*SET EXERCISE*: Within the material below, find each line bearing the word "OANDA" and present it.

*ITEMS*:
- - - - - - -
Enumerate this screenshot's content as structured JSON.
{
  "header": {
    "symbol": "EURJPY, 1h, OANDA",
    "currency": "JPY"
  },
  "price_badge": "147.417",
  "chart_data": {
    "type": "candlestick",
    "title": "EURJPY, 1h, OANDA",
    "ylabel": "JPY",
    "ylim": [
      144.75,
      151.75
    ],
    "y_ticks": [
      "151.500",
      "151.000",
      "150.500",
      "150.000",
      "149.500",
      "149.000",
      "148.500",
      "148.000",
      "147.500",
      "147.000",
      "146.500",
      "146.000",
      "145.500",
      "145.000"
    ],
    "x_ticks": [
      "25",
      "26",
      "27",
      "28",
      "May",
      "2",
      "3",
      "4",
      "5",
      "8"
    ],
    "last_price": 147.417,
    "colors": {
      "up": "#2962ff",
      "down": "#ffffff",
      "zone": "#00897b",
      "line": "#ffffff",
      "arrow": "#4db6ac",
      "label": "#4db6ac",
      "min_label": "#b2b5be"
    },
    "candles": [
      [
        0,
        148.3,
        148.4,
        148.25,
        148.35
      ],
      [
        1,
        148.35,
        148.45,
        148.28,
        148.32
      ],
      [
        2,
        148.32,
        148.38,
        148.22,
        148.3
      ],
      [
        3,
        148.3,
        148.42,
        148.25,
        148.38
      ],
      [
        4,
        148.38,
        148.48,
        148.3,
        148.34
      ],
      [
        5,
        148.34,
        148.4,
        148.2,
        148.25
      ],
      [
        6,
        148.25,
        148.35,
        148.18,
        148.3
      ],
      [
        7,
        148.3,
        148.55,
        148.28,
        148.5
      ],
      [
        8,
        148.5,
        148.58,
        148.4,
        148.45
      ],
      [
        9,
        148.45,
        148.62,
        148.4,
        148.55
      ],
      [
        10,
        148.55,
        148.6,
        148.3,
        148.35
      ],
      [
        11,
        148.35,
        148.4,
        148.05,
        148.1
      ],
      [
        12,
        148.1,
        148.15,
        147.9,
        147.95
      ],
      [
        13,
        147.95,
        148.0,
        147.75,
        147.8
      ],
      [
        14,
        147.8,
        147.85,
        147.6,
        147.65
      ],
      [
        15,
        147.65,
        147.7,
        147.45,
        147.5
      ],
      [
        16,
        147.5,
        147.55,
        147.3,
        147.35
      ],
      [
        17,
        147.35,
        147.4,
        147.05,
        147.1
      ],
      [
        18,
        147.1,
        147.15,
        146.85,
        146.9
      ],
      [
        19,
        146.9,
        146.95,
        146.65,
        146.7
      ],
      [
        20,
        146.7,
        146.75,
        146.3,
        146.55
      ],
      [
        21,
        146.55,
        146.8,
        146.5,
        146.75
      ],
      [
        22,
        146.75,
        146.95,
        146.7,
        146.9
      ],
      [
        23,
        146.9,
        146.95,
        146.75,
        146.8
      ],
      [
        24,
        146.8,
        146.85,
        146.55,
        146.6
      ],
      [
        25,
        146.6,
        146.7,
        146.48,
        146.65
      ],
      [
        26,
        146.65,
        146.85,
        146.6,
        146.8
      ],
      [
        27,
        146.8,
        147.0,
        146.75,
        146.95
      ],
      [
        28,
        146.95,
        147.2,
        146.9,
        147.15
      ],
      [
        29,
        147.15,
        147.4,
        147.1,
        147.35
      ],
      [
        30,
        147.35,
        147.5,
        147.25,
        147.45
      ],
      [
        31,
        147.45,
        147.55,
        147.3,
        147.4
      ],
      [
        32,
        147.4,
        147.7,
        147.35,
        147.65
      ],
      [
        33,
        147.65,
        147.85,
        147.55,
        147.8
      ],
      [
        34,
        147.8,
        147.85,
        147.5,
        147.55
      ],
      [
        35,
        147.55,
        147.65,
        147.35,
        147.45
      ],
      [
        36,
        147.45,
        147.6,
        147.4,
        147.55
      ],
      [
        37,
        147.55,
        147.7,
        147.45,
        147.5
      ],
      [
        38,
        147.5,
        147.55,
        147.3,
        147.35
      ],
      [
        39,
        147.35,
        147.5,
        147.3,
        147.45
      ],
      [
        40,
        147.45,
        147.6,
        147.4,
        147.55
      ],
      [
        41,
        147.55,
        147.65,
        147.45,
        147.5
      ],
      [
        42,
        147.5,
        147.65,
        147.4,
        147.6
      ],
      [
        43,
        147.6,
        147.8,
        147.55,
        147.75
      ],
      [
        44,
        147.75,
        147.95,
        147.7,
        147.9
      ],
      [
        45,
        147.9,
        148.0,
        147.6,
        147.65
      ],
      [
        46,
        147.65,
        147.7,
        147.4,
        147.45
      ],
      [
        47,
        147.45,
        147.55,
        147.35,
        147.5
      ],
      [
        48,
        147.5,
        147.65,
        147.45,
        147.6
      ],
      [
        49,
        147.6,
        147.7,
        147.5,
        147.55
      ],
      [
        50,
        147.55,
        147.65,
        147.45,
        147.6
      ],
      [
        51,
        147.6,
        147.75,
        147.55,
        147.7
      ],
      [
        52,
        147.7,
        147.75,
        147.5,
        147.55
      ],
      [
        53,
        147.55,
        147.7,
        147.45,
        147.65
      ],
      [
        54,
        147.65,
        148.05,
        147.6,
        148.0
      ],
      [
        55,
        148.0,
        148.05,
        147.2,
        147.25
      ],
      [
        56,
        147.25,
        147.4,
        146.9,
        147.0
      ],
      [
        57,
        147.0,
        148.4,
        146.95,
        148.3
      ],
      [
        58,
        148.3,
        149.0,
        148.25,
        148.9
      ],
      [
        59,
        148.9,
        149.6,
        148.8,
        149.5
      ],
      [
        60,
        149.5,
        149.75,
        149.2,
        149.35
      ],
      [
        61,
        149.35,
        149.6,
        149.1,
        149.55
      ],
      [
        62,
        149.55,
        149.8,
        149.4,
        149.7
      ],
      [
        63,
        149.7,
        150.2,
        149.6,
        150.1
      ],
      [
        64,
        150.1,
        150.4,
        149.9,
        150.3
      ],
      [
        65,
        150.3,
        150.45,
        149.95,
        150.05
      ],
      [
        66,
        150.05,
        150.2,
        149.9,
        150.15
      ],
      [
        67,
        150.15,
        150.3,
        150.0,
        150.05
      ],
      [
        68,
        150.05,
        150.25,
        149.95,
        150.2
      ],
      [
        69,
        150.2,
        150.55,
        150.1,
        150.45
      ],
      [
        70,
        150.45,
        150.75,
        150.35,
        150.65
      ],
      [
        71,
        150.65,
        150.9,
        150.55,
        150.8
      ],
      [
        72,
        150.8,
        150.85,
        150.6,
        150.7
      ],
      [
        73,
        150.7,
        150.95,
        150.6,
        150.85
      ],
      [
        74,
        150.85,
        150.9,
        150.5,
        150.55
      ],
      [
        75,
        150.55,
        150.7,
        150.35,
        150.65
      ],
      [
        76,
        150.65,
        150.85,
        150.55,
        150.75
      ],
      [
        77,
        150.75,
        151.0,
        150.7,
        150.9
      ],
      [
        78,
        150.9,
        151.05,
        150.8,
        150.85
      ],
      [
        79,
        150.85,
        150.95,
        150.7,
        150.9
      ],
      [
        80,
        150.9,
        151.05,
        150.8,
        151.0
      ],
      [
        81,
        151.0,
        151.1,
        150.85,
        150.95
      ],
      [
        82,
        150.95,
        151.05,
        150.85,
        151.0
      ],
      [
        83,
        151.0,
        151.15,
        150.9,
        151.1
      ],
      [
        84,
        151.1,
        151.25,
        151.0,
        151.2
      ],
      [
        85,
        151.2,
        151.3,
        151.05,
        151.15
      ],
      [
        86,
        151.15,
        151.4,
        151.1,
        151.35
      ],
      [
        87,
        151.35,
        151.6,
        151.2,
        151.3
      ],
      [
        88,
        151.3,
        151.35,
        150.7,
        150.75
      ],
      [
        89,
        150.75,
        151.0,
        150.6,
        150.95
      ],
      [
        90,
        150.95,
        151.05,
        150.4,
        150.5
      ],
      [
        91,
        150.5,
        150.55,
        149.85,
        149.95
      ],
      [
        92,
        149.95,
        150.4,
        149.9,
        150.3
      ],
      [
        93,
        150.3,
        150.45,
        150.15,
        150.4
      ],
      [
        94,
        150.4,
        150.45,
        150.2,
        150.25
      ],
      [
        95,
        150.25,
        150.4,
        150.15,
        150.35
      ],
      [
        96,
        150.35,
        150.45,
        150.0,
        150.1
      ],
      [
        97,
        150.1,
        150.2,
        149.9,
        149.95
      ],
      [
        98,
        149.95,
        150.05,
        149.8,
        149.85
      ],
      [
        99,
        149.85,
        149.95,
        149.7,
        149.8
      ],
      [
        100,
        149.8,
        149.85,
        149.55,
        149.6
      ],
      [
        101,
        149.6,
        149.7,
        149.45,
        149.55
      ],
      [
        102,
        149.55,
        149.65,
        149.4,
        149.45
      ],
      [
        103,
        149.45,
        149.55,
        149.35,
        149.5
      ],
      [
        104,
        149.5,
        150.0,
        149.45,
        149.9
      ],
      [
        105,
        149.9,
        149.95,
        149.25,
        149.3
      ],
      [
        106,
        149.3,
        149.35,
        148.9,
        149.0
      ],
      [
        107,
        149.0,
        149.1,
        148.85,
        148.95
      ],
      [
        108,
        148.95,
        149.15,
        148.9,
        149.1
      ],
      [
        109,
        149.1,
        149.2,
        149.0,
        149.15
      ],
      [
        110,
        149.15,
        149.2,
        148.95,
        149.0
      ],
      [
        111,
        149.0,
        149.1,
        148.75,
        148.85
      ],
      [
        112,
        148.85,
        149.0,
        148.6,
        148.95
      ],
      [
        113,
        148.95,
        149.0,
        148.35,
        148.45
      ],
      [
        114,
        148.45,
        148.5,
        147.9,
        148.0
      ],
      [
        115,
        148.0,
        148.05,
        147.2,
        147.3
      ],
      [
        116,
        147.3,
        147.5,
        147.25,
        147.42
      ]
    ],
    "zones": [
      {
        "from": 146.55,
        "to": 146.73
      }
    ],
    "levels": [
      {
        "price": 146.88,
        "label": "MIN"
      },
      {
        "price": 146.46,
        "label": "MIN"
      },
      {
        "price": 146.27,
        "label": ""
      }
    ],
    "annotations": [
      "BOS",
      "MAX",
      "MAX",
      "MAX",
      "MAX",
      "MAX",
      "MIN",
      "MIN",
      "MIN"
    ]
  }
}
- - - - - - -
*COMPLETE OUTPUT*:
    "symbol": "EURJPY, 1h, OANDA",
    "title": "EURJPY, 1h, OANDA",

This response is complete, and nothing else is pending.